| AVAILABLE DATA |
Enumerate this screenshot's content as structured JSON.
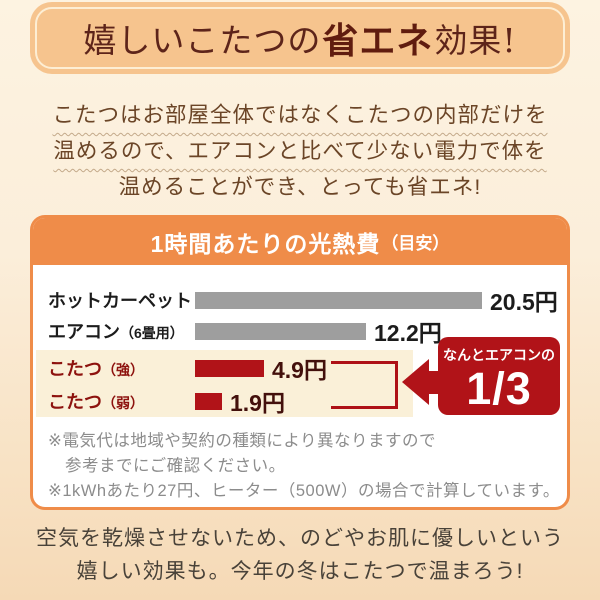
{
  "title": {
    "prefix": "嬉しいこたつの",
    "emphasis": "省エネ",
    "suffix": "効果!"
  },
  "intro": {
    "lines": [
      {
        "text": "こたつはお部屋全体ではなくこたつの内部だけを",
        "underline": true
      },
      {
        "text": "温めるので、エアコンと比べて少ない電力で体を",
        "underline": true
      },
      {
        "text": "温めることができ、とっても省エネ!",
        "underline": false
      }
    ]
  },
  "chart": {
    "header_title": "1時間あたりの光熱費",
    "header_suffix": "（目安）",
    "badge": {
      "caption": "なんとエアコンの",
      "value": "1/3"
    },
    "notes": [
      "※電気代は地域や契約の種類により異なりますので",
      "　参考までにご確認ください。",
      "※1kWhあたり27円、ヒーター（500W）の場合で計算しています。"
    ]
  },
  "chart_data": {
    "type": "bar",
    "orientation": "horizontal",
    "title": "1時間あたりの光熱費（目安）",
    "unit": "円",
    "categories": [
      "ホットカーペット",
      "エアコン（6畳用）",
      "こたつ（強）",
      "こたつ（弱）"
    ],
    "values": [
      20.5,
      12.2,
      4.9,
      1.9
    ],
    "xlim": [
      0,
      22
    ],
    "annotation": "こたつはなんとエアコンの1/3",
    "rows": [
      {
        "label": "ホットカーペット",
        "sub": "",
        "value": 20.5,
        "value_label": "20.5円",
        "bar_color": "#9e9e9e",
        "label_color": "#1c1c1c",
        "value_color": "#1c1c1c",
        "highlight": false
      },
      {
        "label": "エアコン",
        "sub": "（6畳用）",
        "value": 12.2,
        "value_label": "12.2円",
        "bar_color": "#9e9e9e",
        "label_color": "#1c1c1c",
        "value_color": "#1c1c1c",
        "highlight": false
      },
      {
        "label": "こたつ",
        "sub": "（強）",
        "value": 4.9,
        "value_label": "4.9円",
        "bar_color": "#b11318",
        "label_color": "#8d120e",
        "value_color": "#43100c",
        "highlight": true
      },
      {
        "label": "こたつ",
        "sub": "（弱）",
        "value": 1.9,
        "value_label": "1.9円",
        "bar_color": "#b11318",
        "label_color": "#8d120e",
        "value_color": "#43100c",
        "highlight": true
      }
    ]
  },
  "outro": {
    "lines": [
      "空気を乾燥させないため、のどやお肌に優しいという",
      "嬉しい効果も。今年の冬はこたつで温まろう!"
    ]
  },
  "colors": {
    "accent_orange": "#ef8c49",
    "brand_red": "#b11318",
    "bar_gray": "#9e9e9e",
    "cream_band": "#faf0d8",
    "title_box": "#f6c48e",
    "title_text": "#5d241a",
    "intro_text": "#6b4527",
    "note_gray": "#8c8c8c"
  }
}
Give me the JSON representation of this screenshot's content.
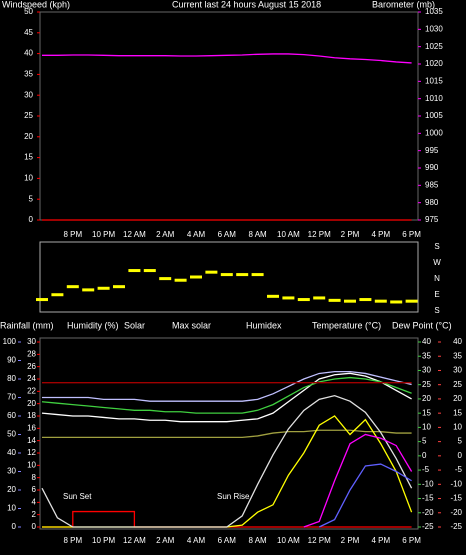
{
  "chart_data": [
    {
      "type": "line",
      "title": "Current last 24 hours August 15 2018",
      "ylabel": "Windspeed (kph)",
      "y2label": "Barometer (mb)",
      "categories": [
        null,
        null,
        "8 PM",
        null,
        "10 PM",
        null,
        "12 AM",
        null,
        "2 AM",
        null,
        "4 AM",
        null,
        "6 AM",
        null,
        "8 AM",
        null,
        "10 AM",
        null,
        "12 PM",
        null,
        "2 PM",
        null,
        "4 PM",
        null,
        "6 PM"
      ],
      "ylim": [
        0,
        50
      ],
      "yticks": [
        0,
        5,
        10,
        15,
        20,
        25,
        30,
        35,
        40,
        45,
        50
      ],
      "y2lim": [
        975,
        1035
      ],
      "y2ticks": [
        975,
        980,
        985,
        990,
        995,
        1000,
        1005,
        1010,
        1015,
        1020,
        1025,
        1030,
        1035
      ],
      "series": [
        {
          "color": "#ff0000",
          "values": [
            0,
            0,
            0,
            0,
            0,
            0,
            0,
            0,
            0,
            0,
            0,
            0,
            0,
            0,
            0,
            0,
            0,
            0,
            0,
            0,
            0,
            0,
            0,
            0,
            0
          ]
        },
        {
          "color": "#ff00ff",
          "axis": "y2",
          "values": [
            1022.5,
            1022.5,
            1022.6,
            1022.6,
            1022.5,
            1022.4,
            1022.4,
            1022.4,
            1022.4,
            1022.3,
            1022.3,
            1022.4,
            1022.5,
            1022.6,
            1022.8,
            1022.9,
            1022.9,
            1022.7,
            1022.3,
            1021.8,
            1021.5,
            1021.3,
            1021,
            1020.6,
            1020.3
          ]
        }
      ]
    },
    {
      "type": "scatter",
      "categories": [
        null,
        null,
        null,
        null,
        null,
        null,
        null,
        null,
        null,
        null,
        null,
        null,
        null,
        null,
        null,
        null,
        null,
        null,
        null,
        null,
        null,
        null,
        null,
        null,
        null
      ],
      "ylim": [
        -180,
        180
      ],
      "yticks": [
        {
          "value": 180,
          "label": "S"
        },
        {
          "value": 90,
          "label": "E"
        },
        {
          "value": 0,
          "label": "N"
        },
        {
          "value": -90,
          "label": "W"
        },
        {
          "value": -180,
          "label": "S"
        }
      ],
      "color": "#ffff00",
      "values": [
        140,
        110,
        60,
        80,
        70,
        60,
        -40,
        -40,
        10,
        20,
        0,
        -30,
        -15,
        -15,
        -15,
        120,
        130,
        140,
        130,
        145,
        150,
        140,
        150,
        155,
        150
      ]
    },
    {
      "type": "line",
      "categories": [
        null,
        null,
        "8 PM",
        null,
        "10 PM",
        null,
        "12 AM",
        null,
        "2 AM",
        null,
        "4 AM",
        null,
        "6 AM",
        null,
        "8 AM",
        null,
        "10 AM",
        null,
        "12 PM",
        null,
        "2 PM",
        null,
        "4 PM",
        null,
        "6 PM"
      ],
      "ylim": [
        0,
        100
      ],
      "yticks": [
        0,
        10,
        20,
        30,
        40,
        50,
        60,
        70,
        80,
        90,
        100
      ],
      "y2lim": [
        -25,
        40
      ],
      "y2ticks": [
        -25,
        -20,
        -15,
        -10,
        -5,
        0,
        5,
        10,
        15,
        20,
        25,
        30,
        35,
        40
      ],
      "annotations": [
        "Sun Set",
        "Sun Rise"
      ],
      "series": [
        {
          "name": "Humidity (%)",
          "color": "#c0c0ff",
          "values": [
            70,
            70,
            70,
            70,
            69,
            69,
            69,
            68,
            68,
            68,
            68,
            68,
            68,
            68,
            69,
            72,
            76,
            80,
            83,
            84,
            84,
            83,
            81,
            79,
            77
          ]
        },
        {
          "name": "Solar",
          "color": "#ffff00",
          "values": [
            0,
            0,
            0,
            0,
            0,
            0,
            0,
            0,
            0,
            0,
            0,
            0,
            0,
            1,
            8,
            12,
            28,
            40,
            55,
            60,
            50,
            58,
            45,
            30,
            8
          ]
        },
        {
          "name": "Max solar",
          "color": "#e0e0e0",
          "values": [
            21,
            5,
            0,
            0,
            0,
            0,
            0,
            0,
            0,
            0,
            0,
            0,
            0,
            6,
            23,
            39,
            53,
            63,
            69,
            71,
            68,
            62,
            51,
            37,
            21
          ]
        },
        {
          "name": "Humidex",
          "color": "#ffffff",
          "axis": "y2",
          "values": [
            15,
            14.5,
            14,
            14,
            13.5,
            13,
            13,
            12.5,
            12.5,
            12,
            12,
            12,
            12,
            12.5,
            13,
            15,
            19,
            23,
            27,
            28.5,
            29,
            28,
            26,
            23,
            20
          ]
        },
        {
          "name": "Temperature (°C)",
          "color": "#40d040",
          "axis": "y2",
          "values": [
            19,
            18.5,
            18,
            17.5,
            17,
            16.5,
            16,
            16,
            15.5,
            15.5,
            15,
            15,
            15,
            15,
            16,
            18,
            21,
            24,
            26,
            27,
            27.5,
            27,
            26,
            24,
            22
          ]
        },
        {
          "color": "#ff00ff",
          "values": [
            null,
            null,
            null,
            null,
            null,
            null,
            null,
            null,
            null,
            null,
            null,
            null,
            null,
            null,
            null,
            null,
            null,
            0,
            3,
            25,
            45,
            50,
            48,
            44,
            30
          ]
        },
        {
          "color": "#6060ff",
          "values": [
            null,
            null,
            null,
            null,
            null,
            null,
            null,
            null,
            null,
            null,
            null,
            null,
            null,
            null,
            null,
            null,
            null,
            null,
            0,
            4,
            20,
            33,
            34,
            30,
            25
          ]
        },
        {
          "color": "#a00000",
          "values": [
            78,
            78,
            78,
            78,
            78,
            78,
            78,
            78,
            78,
            78,
            78,
            78,
            78,
            78,
            78,
            78,
            78,
            78,
            78,
            78,
            78,
            78,
            78,
            78,
            78
          ]
        }
      ]
    },
    {
      "type": "line",
      "step": true,
      "categories": [
        null,
        null,
        null,
        null,
        null,
        null,
        null,
        null,
        null,
        null,
        null,
        null,
        null,
        null,
        null,
        null,
        null,
        null,
        null,
        null,
        null,
        null,
        null,
        null,
        null
      ],
      "ylim": [
        0,
        30
      ],
      "yticks": [
        0,
        2,
        4,
        6,
        8,
        10,
        12,
        14,
        16,
        18,
        20,
        22,
        24,
        26,
        28,
        30
      ],
      "series": [
        {
          "name": "Rainfall (mm)",
          "color": "#ff0000",
          "values": [
            0,
            0,
            2.5,
            2.5,
            2.5,
            2.5,
            0,
            0,
            0,
            0,
            0,
            0,
            0,
            0,
            0,
            0,
            0,
            0,
            0,
            0,
            0,
            0,
            0,
            0,
            0
          ]
        }
      ]
    },
    {
      "type": "line",
      "categories": [
        null,
        null,
        null,
        null,
        null,
        null,
        null,
        null,
        null,
        null,
        null,
        null,
        null,
        null,
        null,
        null,
        null,
        null,
        null,
        null,
        null,
        null,
        null,
        null,
        null
      ],
      "ylim": [
        -25,
        40
      ],
      "yticks": [
        -25,
        -20,
        -15,
        -10,
        -5,
        0,
        5,
        10,
        15,
        20,
        25,
        30,
        35,
        40
      ],
      "series": [
        {
          "name": "Dew Point (°C)",
          "color": "#a0a040",
          "values": [
            6.5,
            6.5,
            6.5,
            6.5,
            6.5,
            6.5,
            6.5,
            6.5,
            6.5,
            6.5,
            6.5,
            6.5,
            6.5,
            6.5,
            7,
            8,
            8.5,
            8.5,
            9,
            9,
            9,
            8.5,
            8.5,
            8,
            8
          ]
        }
      ]
    }
  ]
}
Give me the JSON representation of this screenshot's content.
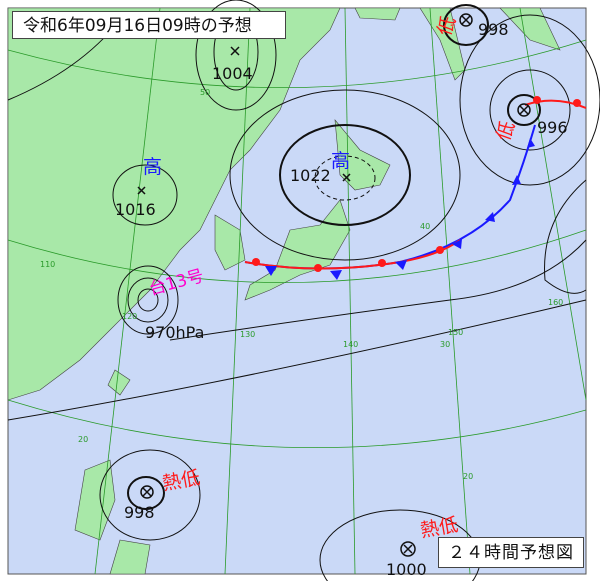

| INSTRUCTIONS FOR THE TASK |
Using the listing above, show every line that includes the string "name".

| COMPLETE RESPONSE |
          "name": "Humidity (%)",
          "name": "Solar",
          "name": "Max solar",
          "name": "Humidex",
          "name": "Temperature (°C)",
          "name": "Rainfall (mm)",
          "name": "Dew Point (°C)",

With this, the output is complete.